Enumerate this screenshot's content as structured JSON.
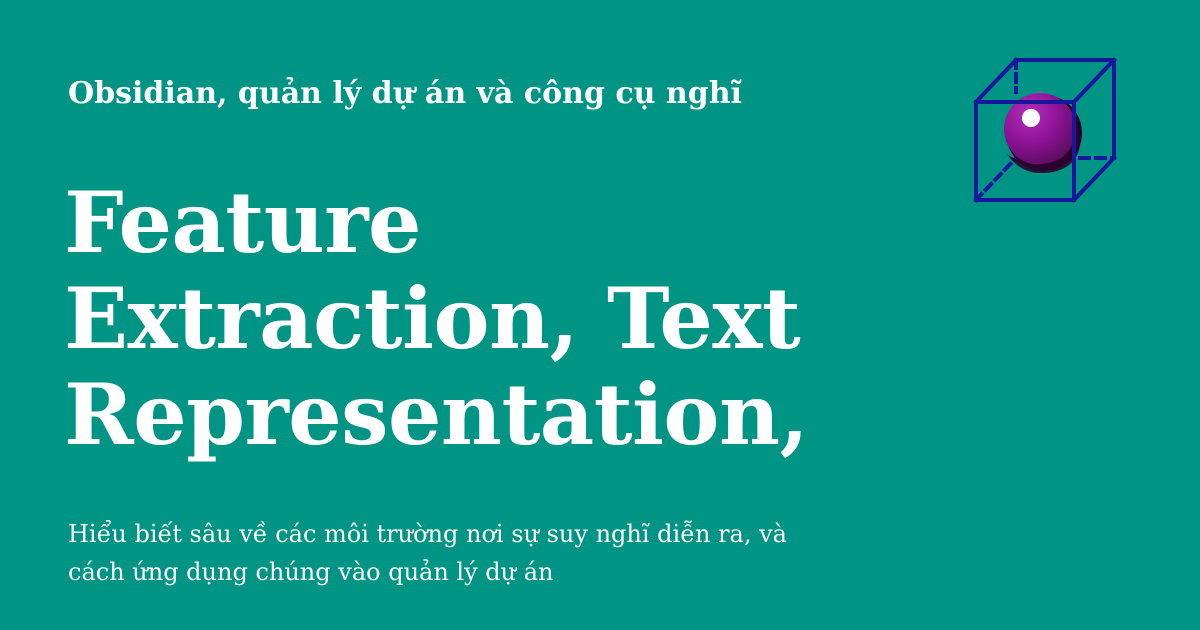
{
  "site": {
    "name": "Obsidian, quản lý dự án và công cụ nghĩ"
  },
  "post": {
    "title_lines": [
      "Feature",
      "Extraction, Text",
      "Representation,"
    ],
    "description_lines": [
      "Hiểu biết sâu về các môi trường nơi sự suy nghĩ diễn ra, và",
      "cách ứng dụng chúng vào quản lý dự án"
    ]
  },
  "logo": {
    "icon_name": "cube-with-sphere-icon",
    "background_color": "#009485",
    "cube_color": "#16179a",
    "sphere_color": "#8e1296",
    "sphere_shadow_color": "#2a002d",
    "highlight_color": "#ffffff"
  },
  "colors": {
    "background": "#009485",
    "text": "#ffffff"
  }
}
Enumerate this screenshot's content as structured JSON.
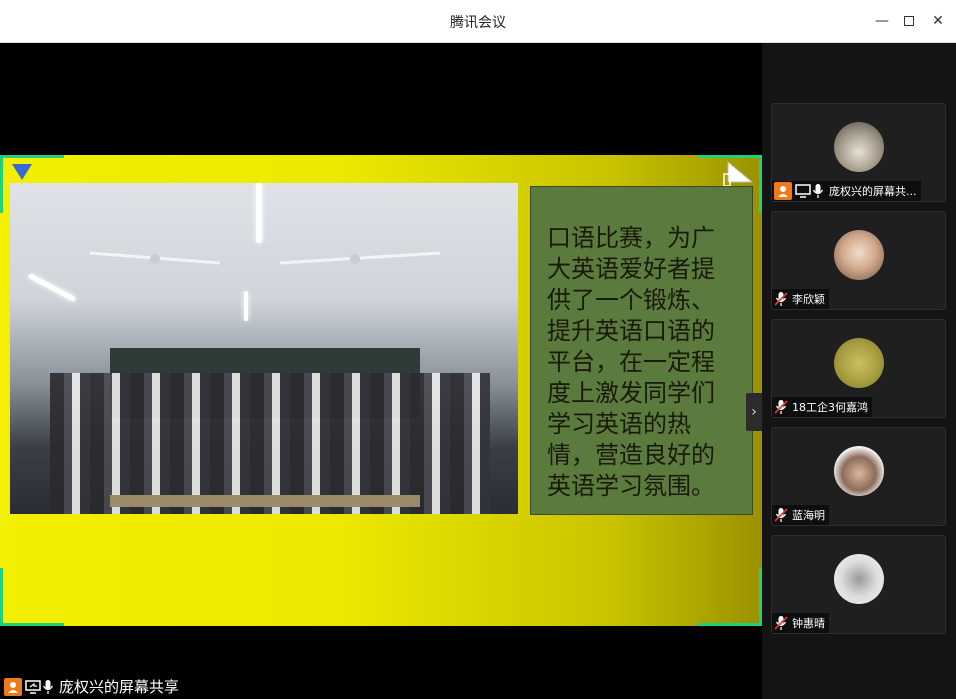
{
  "window": {
    "title": "腾讯会议"
  },
  "slide": {
    "text": "口语比赛，为广大英语爱好者提供了一个锻炼、提升英语口语的平台，在一定程度上激发同学们学习英语的热情，营造良好的英语学习氛围。",
    "accent": "#1fd27a"
  },
  "share": {
    "label": "庞权兴的屏幕共享"
  },
  "participants": [
    {
      "name": "庞权兴的屏幕共...",
      "host": true,
      "sharing": true,
      "muted": false,
      "avatar_color": "#d8d2c6"
    },
    {
      "name": "李欣颖",
      "host": false,
      "sharing": false,
      "muted": true,
      "avatar_color": "#e0b9a0"
    },
    {
      "name": "18工企3何嘉鸿",
      "host": false,
      "sharing": false,
      "muted": true,
      "avatar_color": "#b8a84a"
    },
    {
      "name": "蓝海明",
      "host": false,
      "sharing": false,
      "muted": true,
      "avatar_color": "#e7e7e7"
    },
    {
      "name": "钟惠晴",
      "host": false,
      "sharing": false,
      "muted": true,
      "avatar_color": "#c9c9c9"
    }
  ],
  "colors": {
    "host_badge": "#f07a1a",
    "slide_yellow": "#f3ef00",
    "textbox_green": "#5b7a3e"
  },
  "icons": [
    "minimize-icon",
    "maximize-icon",
    "close-icon",
    "mic-icon",
    "mic-muted-icon",
    "screen-share-icon",
    "host-icon",
    "chevron-right-icon"
  ]
}
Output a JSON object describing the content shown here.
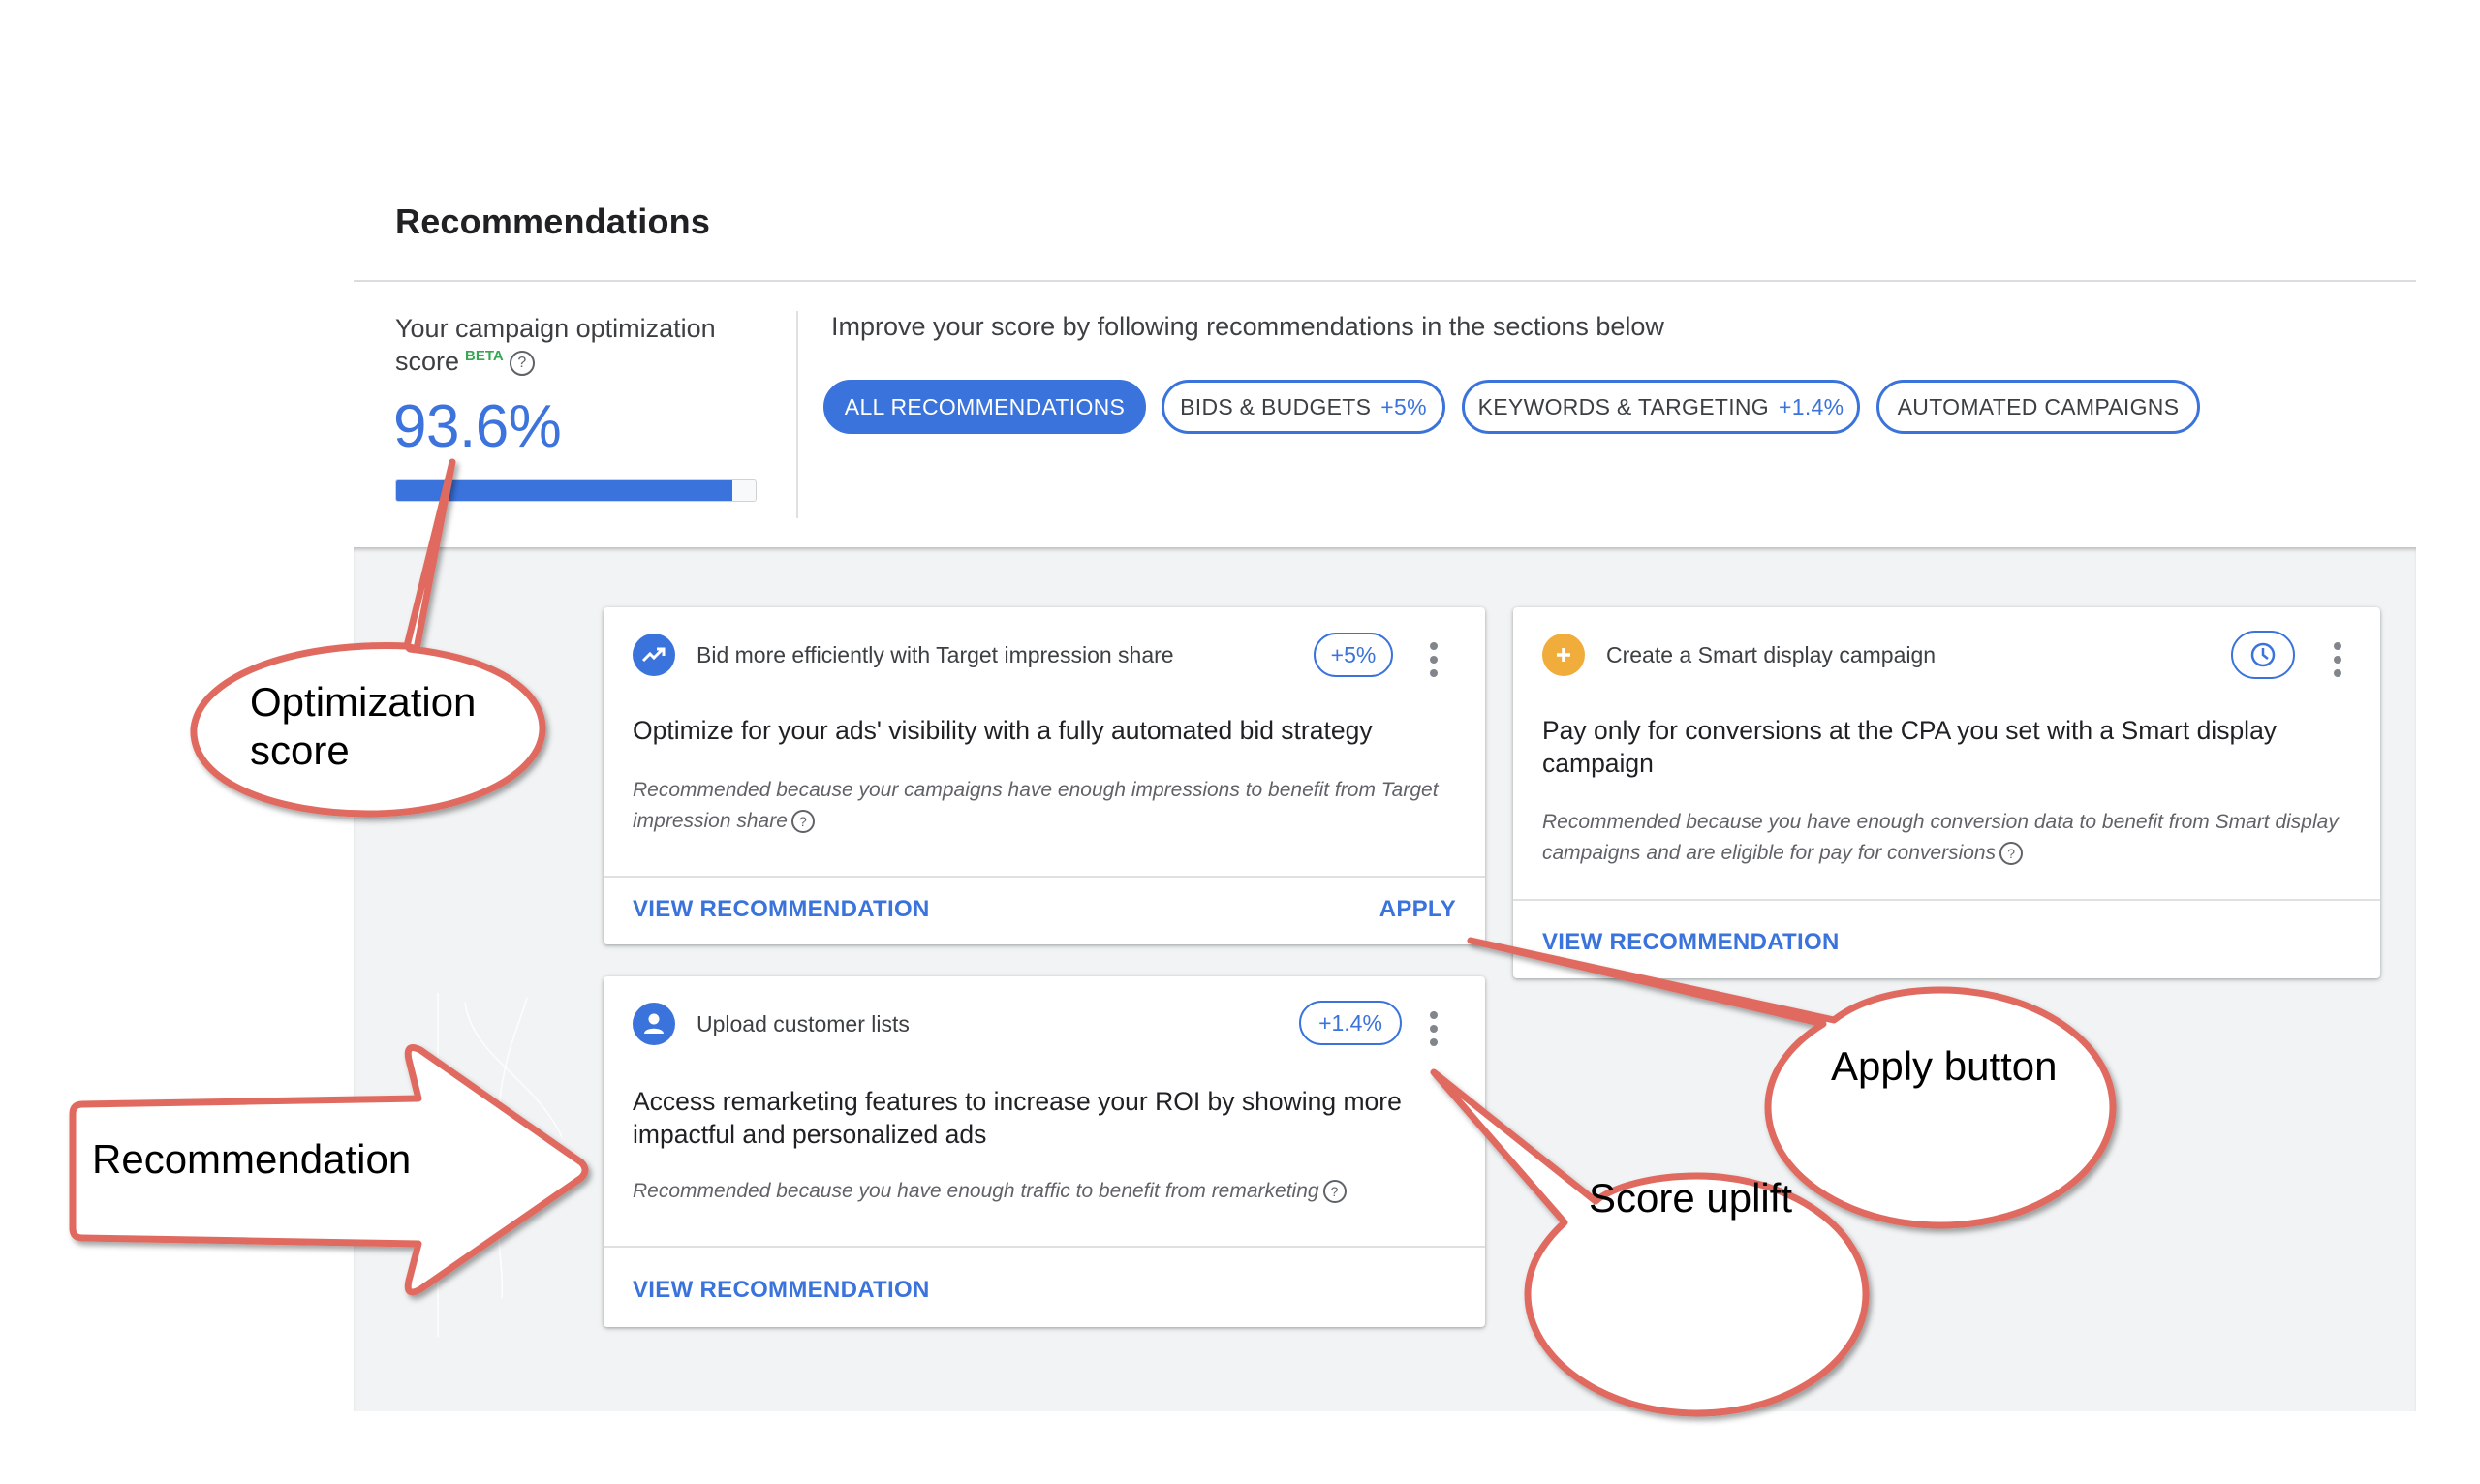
******************************
[Directions]: Drop the images and quote the entries word for word.

[Right answer]:
Enumerate this screenshot's content as structured JSON.
{
  "site": {
    "name": "Obsidian, quản lý dự án và công cụ nghĩ"
  },
  "post": {
    "title_lines": [
      "Feature",
      "Extraction, Text",
      "Representation,"
    ],
    "description_lines": [
      "Hiểu biết sâu về các môi trường nơi sự suy nghĩ diễn ra, và",
      "cách ứng dụng chúng vào quản lý dự án"
    ]
  },
  "logo": {
    "icon_name": "cube-with-sphere-icon",
    "background_color": "#009485",
    "cube_color": "#16179a",
    "sphere_color": "#8e1296",
    "sphere_shadow_color": "#2a002d",
    "highlight_color": "#ffffff"
  },
  "colors": {
    "background": "#009485",
    "text": "#ffffff"
  }
}
Enumerate this screenshot's content as structured JSON.
{
  "window": {
    "title": "腾讯会议"
  },
  "slide": {
    "text": "口语比赛，为广大英语爱好者提供了一个锻炼、提升英语口语的平台，在一定程度上激发同学们学习英语的热情，营造良好的英语学习氛围。",
    "accent": "#1fd27a"
  },
  "share": {
    "label": "庞权兴的屏幕共享"
  },
  "participants": [
    {
      "name": "庞权兴的屏幕共...",
      "host": true,
      "sharing": true,
      "muted": false,
      "avatar_color": "#d8d2c6"
    },
    {
      "name": "李欣颖",
      "host": false,
      "sharing": false,
      "muted": true,
      "avatar_color": "#e0b9a0"
    },
    {
      "name": "18工企3何嘉鸿",
      "host": false,
      "sharing": false,
      "muted": true,
      "avatar_color": "#b8a84a"
    },
    {
      "name": "蓝海明",
      "host": false,
      "sharing": false,
      "muted": true,
      "avatar_color": "#e7e7e7"
    },
    {
      "name": "钟惠晴",
      "host": false,
      "sharing": false,
      "muted": true,
      "avatar_color": "#c9c9c9"
    }
  ],
  "colors": {
    "host_badge": "#f07a1a",
    "slide_yellow": "#f3ef00",
    "textbox_green": "#5b7a3e"
  },
  "icons": [
    "minimize-icon",
    "maximize-icon",
    "close-icon",
    "mic-icon",
    "mic-muted-icon",
    "screen-share-icon",
    "host-icon",
    "chevron-right-icon"
  ]
}
Output a JSON object describing the content shown here.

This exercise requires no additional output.